**EXERCISE REQUIREMENTS:**
In the copy, include every entry exactly but none of the images.

**GIVEN INFORMATION:**
+===+

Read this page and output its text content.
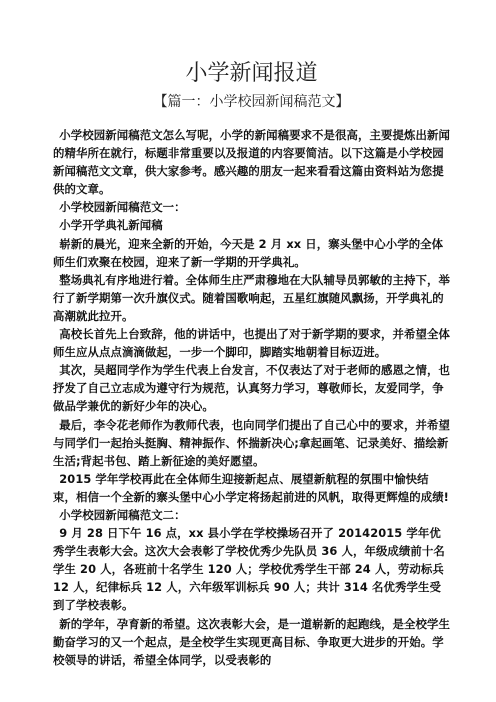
小学新闻报道
【篇一：小学校园新闻稿范文】

小学校园新闻稿范文怎么写呢，小学的新闻稿要求不是很高，主要提炼出新闻的精华所在就行，标题非常重要以及报道的内容要简洁。以下这篇是小学校园新闻稿范文文章，供大家参考。感兴趣的朋友一起来看看这篇由资料站为您提供的文章。

小学校园新闻稿范文一：

小学开学典礼新闻稿

崭新的晨光，迎来全新的开始，今天是 2 月 xx 日，寨头堡中心小学的全体师生们欢聚在校园，迎来了新一学期的开学典礼。

整场典礼有序地进行着。全体师生庄严肃穆地在大队辅导员郭敏的主持下，举行了新学期第一次升旗仪式。随着国歌响起，五星红旗随风飘扬，开学典礼的高潮就此拉开。

高校长首先上台致辞，他的讲话中，也提出了对于新学期的要求，并希望全体师生应从点点滴滴做起，一步一个脚印，脚踏实地朝着目标迈进。

其次，吴超同学作为学生代表上台发言，不仅表达了对于老师的感恩之情，也抒发了自己立志成为遵守行为规范，认真努力学习，尊敬师长，友爱同学，争做品学兼优的新好少年的决心。

最后，李令花老师作为教师代表，也向同学们提出了自己心中的要求，并希望与同学们一起抬头挺胸、精神振作、怀揣新决心;拿起画笔、记录美好、描绘新生活;背起书包、踏上新征途的美好愿望。

2015 学年学校再此在全体师生迎接新起点、展望新航程的氛围中愉快结束，相信一个全新的寨头堡中心小学定将扬起前进的风帆，取得更辉煌的成绩!

小学校园新闻稿范文二：

9 月 28 日下午 16 点，xx 县小学在学校操场召开了 20142015 学年优秀学生表彰大会。这次大会表彰了学校优秀少先队员 36 人，年级成绩前十名学生 20 人，各班前十名学生 120 人；学校优秀学生干部 24 人，劳动标兵 12 人，纪律标兵 12 人，六年级军训标兵 90 人；共计 314 名优秀学生受到了学校表彰。

新的学年，孕育新的希望。这次表彰大会，是一道崭新的起跑线，是全校学生勤奋学习的又一个起点，是全校学生实现更高目标、争取更大进步的开始。学校领导的讲话，希望全体同学，以受表彰的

+===+

**SOLUTION TO THE PROBLEM:**
Read this page and output its text content.
小学新闻报道
【篇一：小学校园新闻稿范文】

小学校园新闻稿范文怎么写呢，小学的新闻稿要求不是很高，主要提炼出新闻的精华所在就行，标题非常重要以及报道的内容要简洁。以下这篇是小学校园新闻稿范文文章，供大家参考。感兴趣的朋友一起来看看这篇由资料站为您提供的文章。

小学校园新闻稿范文一：

小学开学典礼新闻稿

崭新的晨光，迎来全新的开始，今天是 2 月 xx 日，寨头堡中心小学的全体师生们欢聚在校园，迎来了新一学期的开学典礼。

整场典礼有序地进行着。全体师生庄严肃穆地在大队辅导员郭敏的主持下，举行了新学期第一次升旗仪式。随着国歌响起，五星红旗随风飘扬，开学典礼的高潮就此拉开。

高校长首先上台致辞，他的讲话中，也提出了对于新学期的要求，并希望全体师生应从点点滴滴做起，一步一个脚印，脚踏实地朝着目标迈进。

其次，吴超同学作为学生代表上台发言，不仅表达了对于老师的感恩之情，也抒发了自己立志成为遵守行为规范，认真努力学习，尊敬师长，友爱同学，争做品学兼优的新好少年的决心。

最后，李令花老师作为教师代表，也向同学们提出了自己心中的要求，并希望与同学们一起抬头挺胸、精神振作、怀揣新决心;拿起画笔、记录美好、描绘新生活;背起书包、踏上新征途的美好愿望。

2015 学年学校再此在全体师生迎接新起点、展望新航程的氛围中愉快结束，相信一个全新的寨头堡中心小学定将扬起前进的风帆，取得更辉煌的成绩!

小学校园新闻稿范文二：

9 月 28 日下午 16 点，xx 县小学在学校操场召开了 20142015 学年优秀学生表彰大会。这次大会表彰了学校优秀少先队员 36 人，年级成绩前十名学生 20 人，各班前十名学生 120 人；学校优秀学生干部 24 人，劳动标兵 12 人，纪律标兵 12 人，六年级军训标兵 90 人；共计 314 名优秀学生受到了学校表彰。

新的学年，孕育新的希望。这次表彰大会，是一道崭新的起跑线，是全校学生勤奋学习的又一个起点，是全校学生实现更高目标、争取更大进步的开始。学校领导的讲话，希望全体同学，以受表彰的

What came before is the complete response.